Aim | Count how many lines hold the string "Crossover". Answer with that number and nothing more.
---------------
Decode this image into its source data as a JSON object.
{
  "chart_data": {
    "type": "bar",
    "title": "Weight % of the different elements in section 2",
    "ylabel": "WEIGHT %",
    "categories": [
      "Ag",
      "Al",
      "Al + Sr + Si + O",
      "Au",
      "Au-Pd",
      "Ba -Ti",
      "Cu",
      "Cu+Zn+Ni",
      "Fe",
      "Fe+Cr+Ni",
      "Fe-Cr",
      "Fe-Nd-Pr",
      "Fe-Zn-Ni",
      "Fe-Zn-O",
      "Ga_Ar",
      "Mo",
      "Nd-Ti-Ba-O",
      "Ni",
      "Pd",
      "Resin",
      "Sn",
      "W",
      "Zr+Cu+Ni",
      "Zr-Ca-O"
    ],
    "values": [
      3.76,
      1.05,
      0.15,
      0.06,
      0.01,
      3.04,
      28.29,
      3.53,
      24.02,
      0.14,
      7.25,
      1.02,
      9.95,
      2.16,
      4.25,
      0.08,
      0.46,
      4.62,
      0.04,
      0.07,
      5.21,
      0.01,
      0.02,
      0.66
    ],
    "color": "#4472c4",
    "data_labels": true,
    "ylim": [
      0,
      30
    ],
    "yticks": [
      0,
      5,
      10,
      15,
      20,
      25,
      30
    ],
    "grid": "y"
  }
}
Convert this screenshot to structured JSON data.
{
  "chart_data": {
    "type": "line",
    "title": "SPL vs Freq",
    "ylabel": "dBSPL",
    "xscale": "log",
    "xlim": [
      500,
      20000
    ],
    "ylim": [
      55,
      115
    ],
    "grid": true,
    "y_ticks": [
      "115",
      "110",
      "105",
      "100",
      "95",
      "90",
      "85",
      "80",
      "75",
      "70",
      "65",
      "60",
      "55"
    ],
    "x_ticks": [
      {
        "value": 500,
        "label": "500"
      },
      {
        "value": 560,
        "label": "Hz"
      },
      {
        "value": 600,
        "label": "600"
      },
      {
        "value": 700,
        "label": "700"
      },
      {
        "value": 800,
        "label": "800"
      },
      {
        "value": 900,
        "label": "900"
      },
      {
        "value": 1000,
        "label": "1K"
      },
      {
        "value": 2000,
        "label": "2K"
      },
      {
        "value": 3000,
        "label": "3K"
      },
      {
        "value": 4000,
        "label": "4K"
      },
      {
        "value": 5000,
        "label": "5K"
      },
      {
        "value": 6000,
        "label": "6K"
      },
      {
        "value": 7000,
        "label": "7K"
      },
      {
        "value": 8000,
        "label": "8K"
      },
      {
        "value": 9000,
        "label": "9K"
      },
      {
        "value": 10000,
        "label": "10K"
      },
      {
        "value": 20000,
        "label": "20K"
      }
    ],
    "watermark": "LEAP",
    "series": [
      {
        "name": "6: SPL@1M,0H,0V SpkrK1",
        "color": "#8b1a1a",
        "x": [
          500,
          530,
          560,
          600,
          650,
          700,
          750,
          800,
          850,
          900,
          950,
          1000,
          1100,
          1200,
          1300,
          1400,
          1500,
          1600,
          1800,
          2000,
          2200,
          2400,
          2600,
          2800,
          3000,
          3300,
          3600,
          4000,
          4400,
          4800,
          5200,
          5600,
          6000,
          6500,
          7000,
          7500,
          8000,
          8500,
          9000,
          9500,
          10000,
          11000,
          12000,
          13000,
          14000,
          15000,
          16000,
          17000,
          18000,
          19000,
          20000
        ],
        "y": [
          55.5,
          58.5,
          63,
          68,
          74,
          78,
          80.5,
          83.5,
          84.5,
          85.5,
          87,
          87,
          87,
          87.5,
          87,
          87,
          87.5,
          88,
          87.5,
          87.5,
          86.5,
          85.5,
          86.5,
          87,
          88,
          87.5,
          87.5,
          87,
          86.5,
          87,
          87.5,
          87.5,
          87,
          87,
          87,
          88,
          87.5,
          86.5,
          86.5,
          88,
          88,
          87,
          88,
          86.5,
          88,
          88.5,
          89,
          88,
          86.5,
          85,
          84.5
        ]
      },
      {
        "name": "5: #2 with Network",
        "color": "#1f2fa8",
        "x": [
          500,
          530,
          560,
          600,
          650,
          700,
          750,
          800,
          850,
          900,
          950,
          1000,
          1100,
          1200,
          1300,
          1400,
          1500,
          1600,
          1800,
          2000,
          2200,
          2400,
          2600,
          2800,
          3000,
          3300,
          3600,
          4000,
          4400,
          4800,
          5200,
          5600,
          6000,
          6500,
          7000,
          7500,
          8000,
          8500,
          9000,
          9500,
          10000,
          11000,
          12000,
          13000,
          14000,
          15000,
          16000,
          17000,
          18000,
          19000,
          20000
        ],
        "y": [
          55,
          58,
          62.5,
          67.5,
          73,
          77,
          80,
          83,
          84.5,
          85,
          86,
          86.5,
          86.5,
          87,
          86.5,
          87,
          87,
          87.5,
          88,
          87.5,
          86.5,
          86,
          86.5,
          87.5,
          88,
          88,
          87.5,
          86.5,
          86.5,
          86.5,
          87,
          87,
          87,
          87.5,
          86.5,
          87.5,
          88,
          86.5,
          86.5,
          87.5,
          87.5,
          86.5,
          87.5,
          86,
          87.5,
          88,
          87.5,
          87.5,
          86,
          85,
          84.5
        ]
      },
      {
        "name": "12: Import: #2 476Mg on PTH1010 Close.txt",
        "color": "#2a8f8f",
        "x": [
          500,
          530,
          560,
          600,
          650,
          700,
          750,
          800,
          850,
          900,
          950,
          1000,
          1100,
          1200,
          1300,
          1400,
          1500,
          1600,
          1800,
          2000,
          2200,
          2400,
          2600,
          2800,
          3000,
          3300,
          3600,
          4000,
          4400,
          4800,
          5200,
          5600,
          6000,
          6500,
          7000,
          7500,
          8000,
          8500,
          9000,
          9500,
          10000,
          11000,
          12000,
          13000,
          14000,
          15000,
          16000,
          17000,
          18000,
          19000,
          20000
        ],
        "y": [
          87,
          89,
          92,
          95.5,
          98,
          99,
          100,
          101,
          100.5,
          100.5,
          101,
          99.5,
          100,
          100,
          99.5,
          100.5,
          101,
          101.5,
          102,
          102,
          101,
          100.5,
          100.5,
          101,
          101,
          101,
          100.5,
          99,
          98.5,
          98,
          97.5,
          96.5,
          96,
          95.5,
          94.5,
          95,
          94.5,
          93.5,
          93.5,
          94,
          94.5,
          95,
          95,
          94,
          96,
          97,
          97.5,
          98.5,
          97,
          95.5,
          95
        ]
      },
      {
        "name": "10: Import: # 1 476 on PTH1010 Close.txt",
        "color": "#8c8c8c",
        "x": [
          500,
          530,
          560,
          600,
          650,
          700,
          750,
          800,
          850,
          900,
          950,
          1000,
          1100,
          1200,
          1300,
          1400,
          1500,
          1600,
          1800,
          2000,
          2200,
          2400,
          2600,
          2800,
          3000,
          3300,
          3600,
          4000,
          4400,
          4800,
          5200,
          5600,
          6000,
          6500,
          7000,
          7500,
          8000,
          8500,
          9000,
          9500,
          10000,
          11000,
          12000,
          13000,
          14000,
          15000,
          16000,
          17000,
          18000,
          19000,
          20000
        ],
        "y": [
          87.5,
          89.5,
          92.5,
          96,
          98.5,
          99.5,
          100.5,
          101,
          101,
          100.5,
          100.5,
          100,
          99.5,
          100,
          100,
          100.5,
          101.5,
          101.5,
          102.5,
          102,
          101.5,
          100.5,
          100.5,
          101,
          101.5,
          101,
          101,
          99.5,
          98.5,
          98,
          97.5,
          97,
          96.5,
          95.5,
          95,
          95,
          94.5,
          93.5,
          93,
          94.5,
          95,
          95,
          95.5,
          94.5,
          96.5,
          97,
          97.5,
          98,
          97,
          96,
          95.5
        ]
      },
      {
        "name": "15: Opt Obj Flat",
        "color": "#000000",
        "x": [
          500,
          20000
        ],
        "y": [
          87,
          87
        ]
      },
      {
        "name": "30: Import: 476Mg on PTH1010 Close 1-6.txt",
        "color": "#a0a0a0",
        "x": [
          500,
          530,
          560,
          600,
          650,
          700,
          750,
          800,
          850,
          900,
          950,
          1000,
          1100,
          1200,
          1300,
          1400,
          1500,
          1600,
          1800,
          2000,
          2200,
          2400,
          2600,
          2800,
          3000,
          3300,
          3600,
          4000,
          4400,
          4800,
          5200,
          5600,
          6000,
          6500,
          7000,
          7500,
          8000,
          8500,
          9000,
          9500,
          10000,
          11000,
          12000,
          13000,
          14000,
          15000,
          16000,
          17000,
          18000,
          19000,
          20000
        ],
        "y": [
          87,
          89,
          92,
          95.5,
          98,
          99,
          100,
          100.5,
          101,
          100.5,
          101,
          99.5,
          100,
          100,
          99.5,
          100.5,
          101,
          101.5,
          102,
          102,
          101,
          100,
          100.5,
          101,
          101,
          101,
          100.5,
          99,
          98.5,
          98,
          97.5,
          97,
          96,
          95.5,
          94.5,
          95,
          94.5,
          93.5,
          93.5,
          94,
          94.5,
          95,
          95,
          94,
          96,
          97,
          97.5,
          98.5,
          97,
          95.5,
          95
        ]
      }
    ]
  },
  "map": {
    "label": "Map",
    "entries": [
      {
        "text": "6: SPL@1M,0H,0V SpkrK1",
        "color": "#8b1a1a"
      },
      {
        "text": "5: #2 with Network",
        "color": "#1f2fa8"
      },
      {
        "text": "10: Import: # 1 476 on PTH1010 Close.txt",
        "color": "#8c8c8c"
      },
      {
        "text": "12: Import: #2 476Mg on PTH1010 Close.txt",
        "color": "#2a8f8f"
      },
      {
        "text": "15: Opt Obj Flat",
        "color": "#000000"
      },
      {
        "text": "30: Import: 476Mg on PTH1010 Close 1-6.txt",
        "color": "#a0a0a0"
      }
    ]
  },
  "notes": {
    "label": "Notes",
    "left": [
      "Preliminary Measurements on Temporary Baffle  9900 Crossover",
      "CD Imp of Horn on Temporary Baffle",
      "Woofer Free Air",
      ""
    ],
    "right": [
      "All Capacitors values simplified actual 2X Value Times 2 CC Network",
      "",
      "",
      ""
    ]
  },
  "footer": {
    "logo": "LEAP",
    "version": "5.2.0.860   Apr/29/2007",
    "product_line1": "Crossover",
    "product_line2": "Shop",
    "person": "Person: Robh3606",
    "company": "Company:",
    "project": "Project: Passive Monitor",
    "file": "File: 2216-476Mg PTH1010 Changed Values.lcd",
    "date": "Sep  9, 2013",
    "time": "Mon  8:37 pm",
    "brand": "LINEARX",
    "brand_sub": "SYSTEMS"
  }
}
---------------
Exercise solution | 2